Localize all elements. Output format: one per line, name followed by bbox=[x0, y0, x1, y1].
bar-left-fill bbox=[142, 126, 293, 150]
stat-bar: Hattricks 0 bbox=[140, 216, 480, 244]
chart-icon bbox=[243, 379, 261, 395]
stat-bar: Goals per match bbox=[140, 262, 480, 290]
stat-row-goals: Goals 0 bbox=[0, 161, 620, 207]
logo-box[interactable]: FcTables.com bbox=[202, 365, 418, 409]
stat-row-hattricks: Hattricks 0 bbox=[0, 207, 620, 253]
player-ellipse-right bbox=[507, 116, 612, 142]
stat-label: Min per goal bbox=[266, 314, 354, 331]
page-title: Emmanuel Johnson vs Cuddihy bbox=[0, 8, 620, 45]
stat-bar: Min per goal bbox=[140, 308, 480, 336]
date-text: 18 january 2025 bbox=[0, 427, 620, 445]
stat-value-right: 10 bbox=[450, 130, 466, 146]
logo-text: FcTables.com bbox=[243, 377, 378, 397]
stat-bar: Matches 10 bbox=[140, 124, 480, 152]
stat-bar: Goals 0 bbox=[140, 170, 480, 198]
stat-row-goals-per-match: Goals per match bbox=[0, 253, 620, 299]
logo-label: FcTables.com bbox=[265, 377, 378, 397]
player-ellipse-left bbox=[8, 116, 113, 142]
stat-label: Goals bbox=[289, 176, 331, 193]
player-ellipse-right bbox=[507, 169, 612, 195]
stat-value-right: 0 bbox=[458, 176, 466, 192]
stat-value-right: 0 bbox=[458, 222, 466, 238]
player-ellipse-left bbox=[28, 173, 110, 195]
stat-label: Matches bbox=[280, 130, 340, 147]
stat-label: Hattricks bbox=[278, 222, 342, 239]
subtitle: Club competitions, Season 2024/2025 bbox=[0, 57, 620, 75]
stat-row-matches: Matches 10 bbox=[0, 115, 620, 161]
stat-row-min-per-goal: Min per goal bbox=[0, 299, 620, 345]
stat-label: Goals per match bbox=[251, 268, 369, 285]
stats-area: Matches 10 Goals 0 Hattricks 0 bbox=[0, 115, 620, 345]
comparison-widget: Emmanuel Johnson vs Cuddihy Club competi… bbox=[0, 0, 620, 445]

> [Short task]
Write every line of the data above as a JSON list of strings, one string per line, with blank lines left out.

> [Output]
[
  "Localize all elements. Output format: one per line, name followed by bbox=[x0, y0, x1, y1].",
  "bar-left-fill bbox=[142, 126, 293, 150]",
  "stat-bar: Hattricks 0 bbox=[140, 216, 480, 244]",
  "chart-icon bbox=[243, 379, 261, 395]",
  "stat-bar: Goals per match bbox=[140, 262, 480, 290]",
  "stat-row-goals: Goals 0 bbox=[0, 161, 620, 207]",
  "logo-box[interactable]: FcTables.com bbox=[202, 365, 418, 409]",
  "stat-row-hattricks: Hattricks 0 bbox=[0, 207, 620, 253]",
  "player-ellipse-right bbox=[507, 116, 612, 142]",
  "stat-label: Min per goal bbox=[266, 314, 354, 331]",
  "page-title: Emmanuel Johnson vs Cuddihy bbox=[0, 8, 620, 45]",
  "stat-bar: Min per goal bbox=[140, 308, 480, 336]",
  "date-text: 18 january 2025 bbox=[0, 427, 620, 445]",
  "stat-value-right: 10 bbox=[450, 130, 466, 146]",
  "logo-text: FcTables.com bbox=[243, 377, 378, 397]",
  "stat-bar: Matches 10 bbox=[140, 124, 480, 152]",
  "stat-bar: Goals 0 bbox=[140, 170, 480, 198]",
  "stat-row-goals-per-match: Goals per match bbox=[0, 253, 620, 299]",
  "logo-label: FcTables.com bbox=[265, 377, 378, 397]",
  "player-ellipse-left bbox=[8, 116, 113, 142]",
  "stat-label: Goals bbox=[289, 176, 331, 193]",
  "player-ellipse-right bbox=[507, 169, 612, 195]",
  "stat-value-right: 0 bbox=[458, 176, 466, 192]",
  "stat-value-right: 0 bbox=[458, 222, 466, 238]",
  "player-ellipse-left bbox=[28, 173, 110, 195]",
  "stat-label: Matches bbox=[280, 130, 340, 147]",
  "stat-label: Hattricks bbox=[278, 222, 342, 239]",
  "subtitle: Club competitions, Season 2024/2025 bbox=[0, 57, 620, 75]",
  "stat-row-matches: Matches 10 bbox=[0, 115, 620, 161]",
  "stat-row-min-per-goal: Min per goal bbox=[0, 299, 620, 345]",
  "stat-label: Goals per match bbox=[251, 268, 369, 285]",
  "stats-area: Matches 10 Goals 0 Hattricks 0 bbox=[0, 115, 620, 345]",
  "comparison-widget: Emmanuel Johnson vs Cuddihy Club competi… bbox=[0, 0, 620, 445]"
]